WHAT TO PRODUCE: Wherever a line below holds the word "text", copy that line.

INPUT DATA:
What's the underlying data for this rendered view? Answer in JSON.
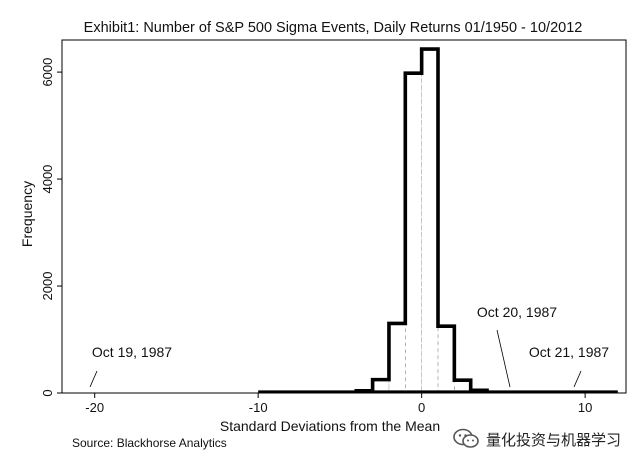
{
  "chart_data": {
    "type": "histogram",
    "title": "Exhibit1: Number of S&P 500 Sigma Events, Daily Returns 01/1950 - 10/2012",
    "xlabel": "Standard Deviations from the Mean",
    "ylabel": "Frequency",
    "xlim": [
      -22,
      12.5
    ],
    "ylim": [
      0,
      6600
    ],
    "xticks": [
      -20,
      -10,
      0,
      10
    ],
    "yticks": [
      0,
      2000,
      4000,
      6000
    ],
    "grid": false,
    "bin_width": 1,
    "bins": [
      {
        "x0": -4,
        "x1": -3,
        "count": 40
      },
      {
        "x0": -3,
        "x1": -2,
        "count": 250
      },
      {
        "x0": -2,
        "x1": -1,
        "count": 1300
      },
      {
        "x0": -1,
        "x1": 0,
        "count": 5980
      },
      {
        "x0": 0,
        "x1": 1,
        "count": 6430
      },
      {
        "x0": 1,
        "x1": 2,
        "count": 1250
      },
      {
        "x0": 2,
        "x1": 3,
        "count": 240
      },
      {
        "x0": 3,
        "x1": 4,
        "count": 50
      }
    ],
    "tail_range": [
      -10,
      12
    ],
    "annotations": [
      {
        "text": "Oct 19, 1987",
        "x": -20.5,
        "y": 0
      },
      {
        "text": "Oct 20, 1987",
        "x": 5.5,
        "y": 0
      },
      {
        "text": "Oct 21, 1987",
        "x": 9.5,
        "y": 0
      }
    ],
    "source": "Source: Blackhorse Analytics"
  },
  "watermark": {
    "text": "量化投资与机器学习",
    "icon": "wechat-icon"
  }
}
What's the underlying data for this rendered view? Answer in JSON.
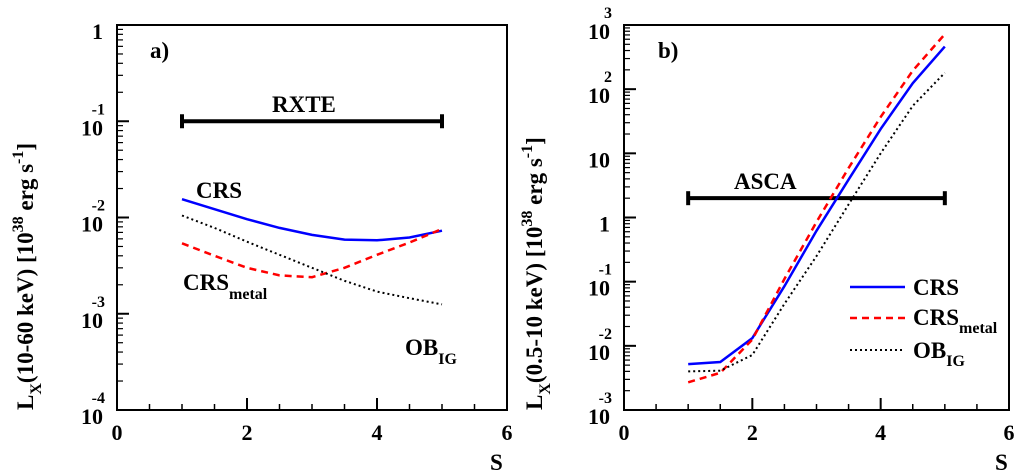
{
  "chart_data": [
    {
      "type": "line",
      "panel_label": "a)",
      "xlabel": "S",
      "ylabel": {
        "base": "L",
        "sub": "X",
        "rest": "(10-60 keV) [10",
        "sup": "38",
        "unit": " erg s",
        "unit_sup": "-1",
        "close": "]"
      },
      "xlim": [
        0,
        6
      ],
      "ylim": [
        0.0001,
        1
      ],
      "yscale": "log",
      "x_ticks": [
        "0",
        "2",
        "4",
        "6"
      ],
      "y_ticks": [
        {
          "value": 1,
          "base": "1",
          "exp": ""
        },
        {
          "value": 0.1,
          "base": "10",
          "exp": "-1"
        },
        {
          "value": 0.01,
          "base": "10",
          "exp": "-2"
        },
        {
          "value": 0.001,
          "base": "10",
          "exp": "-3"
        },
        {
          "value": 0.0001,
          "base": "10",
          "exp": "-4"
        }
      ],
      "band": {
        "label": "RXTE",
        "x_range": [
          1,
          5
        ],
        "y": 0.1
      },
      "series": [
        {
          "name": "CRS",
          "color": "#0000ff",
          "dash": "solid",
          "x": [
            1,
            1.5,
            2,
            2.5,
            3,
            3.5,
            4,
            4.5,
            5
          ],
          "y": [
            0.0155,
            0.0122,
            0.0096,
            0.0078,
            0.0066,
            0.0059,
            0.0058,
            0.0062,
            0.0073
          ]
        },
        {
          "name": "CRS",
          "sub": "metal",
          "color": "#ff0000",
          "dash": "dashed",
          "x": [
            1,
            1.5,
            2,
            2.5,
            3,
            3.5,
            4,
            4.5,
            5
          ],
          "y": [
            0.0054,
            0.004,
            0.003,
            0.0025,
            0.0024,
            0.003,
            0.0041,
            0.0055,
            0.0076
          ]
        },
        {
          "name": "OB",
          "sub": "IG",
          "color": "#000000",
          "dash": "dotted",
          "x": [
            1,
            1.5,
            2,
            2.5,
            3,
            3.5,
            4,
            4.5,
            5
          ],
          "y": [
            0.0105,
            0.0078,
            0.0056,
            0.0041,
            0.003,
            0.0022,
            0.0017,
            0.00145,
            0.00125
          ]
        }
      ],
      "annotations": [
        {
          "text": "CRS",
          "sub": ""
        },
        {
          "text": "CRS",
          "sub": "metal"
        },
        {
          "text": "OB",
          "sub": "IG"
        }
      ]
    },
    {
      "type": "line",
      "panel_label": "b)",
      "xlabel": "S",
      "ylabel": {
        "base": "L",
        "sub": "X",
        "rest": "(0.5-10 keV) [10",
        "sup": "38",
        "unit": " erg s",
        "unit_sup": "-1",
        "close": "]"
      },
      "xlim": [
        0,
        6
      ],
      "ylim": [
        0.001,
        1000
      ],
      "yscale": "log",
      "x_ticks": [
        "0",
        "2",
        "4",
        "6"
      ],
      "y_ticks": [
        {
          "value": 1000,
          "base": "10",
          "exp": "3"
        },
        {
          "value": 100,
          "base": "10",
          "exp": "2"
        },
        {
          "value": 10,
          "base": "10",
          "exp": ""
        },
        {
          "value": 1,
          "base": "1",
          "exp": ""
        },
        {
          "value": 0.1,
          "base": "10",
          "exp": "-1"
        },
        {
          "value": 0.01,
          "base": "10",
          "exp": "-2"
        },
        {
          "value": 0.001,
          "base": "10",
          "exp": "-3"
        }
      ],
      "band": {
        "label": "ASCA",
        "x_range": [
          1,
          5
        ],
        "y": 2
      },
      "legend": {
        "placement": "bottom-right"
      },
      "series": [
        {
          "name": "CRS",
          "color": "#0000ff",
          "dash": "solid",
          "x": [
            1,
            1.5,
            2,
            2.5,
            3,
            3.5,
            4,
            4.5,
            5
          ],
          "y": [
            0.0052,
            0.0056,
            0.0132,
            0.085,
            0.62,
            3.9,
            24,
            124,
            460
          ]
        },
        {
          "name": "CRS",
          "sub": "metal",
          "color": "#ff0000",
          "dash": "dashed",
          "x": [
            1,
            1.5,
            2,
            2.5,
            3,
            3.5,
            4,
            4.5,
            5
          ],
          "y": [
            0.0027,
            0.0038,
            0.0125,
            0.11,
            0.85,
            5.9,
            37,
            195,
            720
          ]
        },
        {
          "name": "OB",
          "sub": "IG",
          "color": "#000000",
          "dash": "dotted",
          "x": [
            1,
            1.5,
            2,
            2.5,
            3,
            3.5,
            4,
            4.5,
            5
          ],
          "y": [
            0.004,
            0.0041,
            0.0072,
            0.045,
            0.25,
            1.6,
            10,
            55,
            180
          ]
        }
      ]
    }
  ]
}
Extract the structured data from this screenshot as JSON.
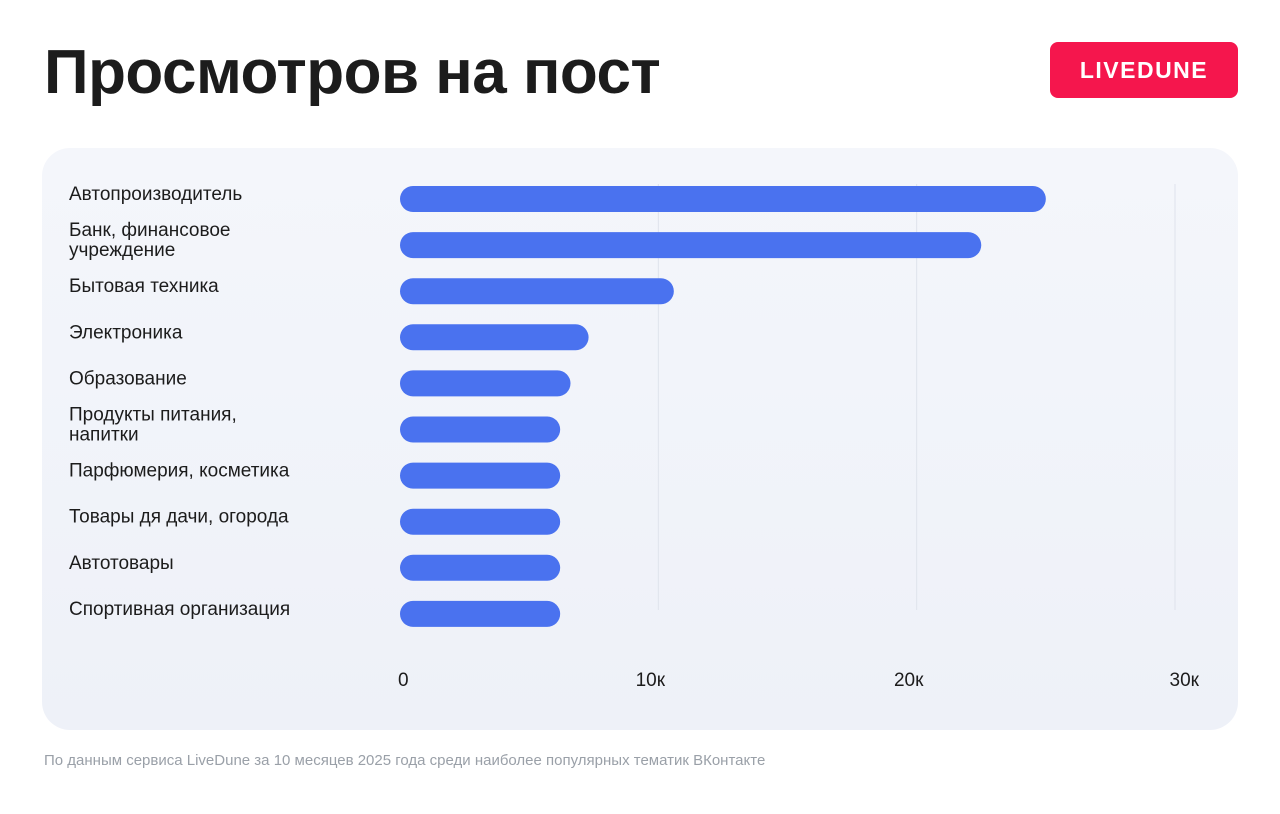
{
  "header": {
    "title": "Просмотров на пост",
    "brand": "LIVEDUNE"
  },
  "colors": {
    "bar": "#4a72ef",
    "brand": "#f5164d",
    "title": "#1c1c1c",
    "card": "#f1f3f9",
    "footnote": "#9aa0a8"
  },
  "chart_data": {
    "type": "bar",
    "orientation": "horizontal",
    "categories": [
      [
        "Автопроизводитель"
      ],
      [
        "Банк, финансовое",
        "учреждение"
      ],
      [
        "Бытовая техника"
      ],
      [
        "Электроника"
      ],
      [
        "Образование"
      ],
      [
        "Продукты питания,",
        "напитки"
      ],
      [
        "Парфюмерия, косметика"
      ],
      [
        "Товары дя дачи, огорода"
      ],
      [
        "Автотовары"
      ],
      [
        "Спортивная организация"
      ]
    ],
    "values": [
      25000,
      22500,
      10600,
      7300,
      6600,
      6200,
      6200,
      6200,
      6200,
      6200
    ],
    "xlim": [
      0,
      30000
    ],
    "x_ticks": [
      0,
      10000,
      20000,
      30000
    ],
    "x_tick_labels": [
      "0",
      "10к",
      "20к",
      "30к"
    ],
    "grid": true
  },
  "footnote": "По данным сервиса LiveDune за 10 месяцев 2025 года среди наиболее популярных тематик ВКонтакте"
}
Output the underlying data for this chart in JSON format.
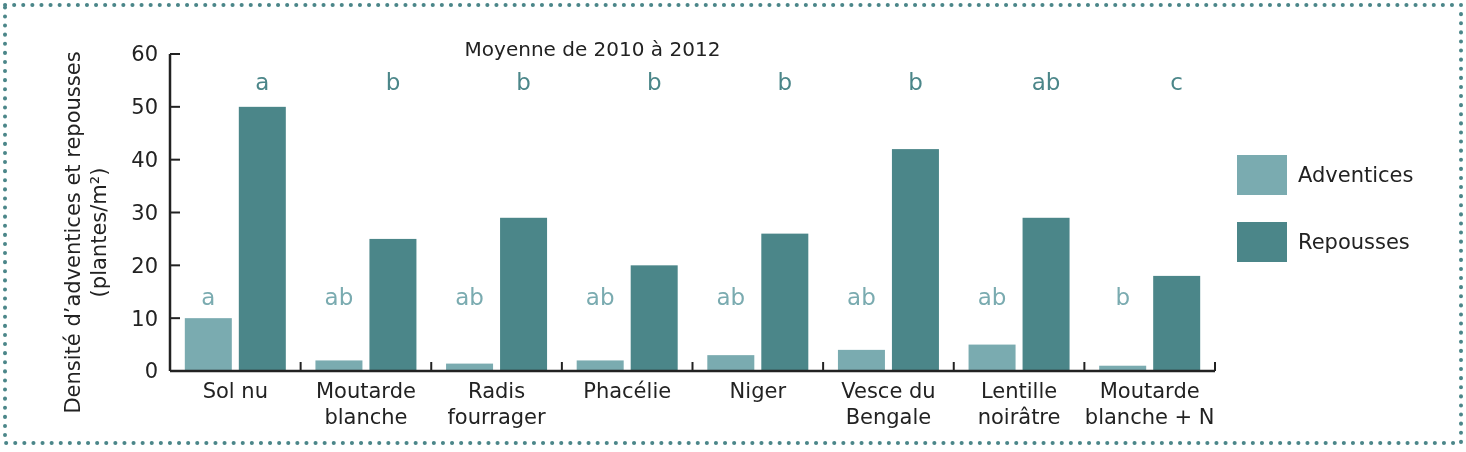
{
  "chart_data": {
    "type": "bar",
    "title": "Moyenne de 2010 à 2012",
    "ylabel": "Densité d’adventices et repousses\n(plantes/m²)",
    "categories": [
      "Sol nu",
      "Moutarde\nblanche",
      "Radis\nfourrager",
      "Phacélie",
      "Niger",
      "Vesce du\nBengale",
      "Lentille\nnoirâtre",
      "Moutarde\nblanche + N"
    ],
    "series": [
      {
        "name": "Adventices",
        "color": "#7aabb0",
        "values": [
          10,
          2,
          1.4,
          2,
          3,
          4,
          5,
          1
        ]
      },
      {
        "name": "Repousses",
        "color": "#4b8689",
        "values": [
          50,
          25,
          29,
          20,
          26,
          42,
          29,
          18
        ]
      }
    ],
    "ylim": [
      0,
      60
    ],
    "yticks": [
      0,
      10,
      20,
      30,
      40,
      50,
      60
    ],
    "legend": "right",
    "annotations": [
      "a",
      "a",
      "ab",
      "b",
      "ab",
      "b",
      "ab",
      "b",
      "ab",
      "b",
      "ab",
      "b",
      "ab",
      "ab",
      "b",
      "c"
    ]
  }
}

COMPLETE ANSWER:
        "text": "Oct 19, 1987",
        "text": "Oct 20, 1987",
        "text": "Oct 21, 1987",
    "text": "量化投资与机器学习",
          "text": "CRS",
          "text": "CRS",
          "text": "OB",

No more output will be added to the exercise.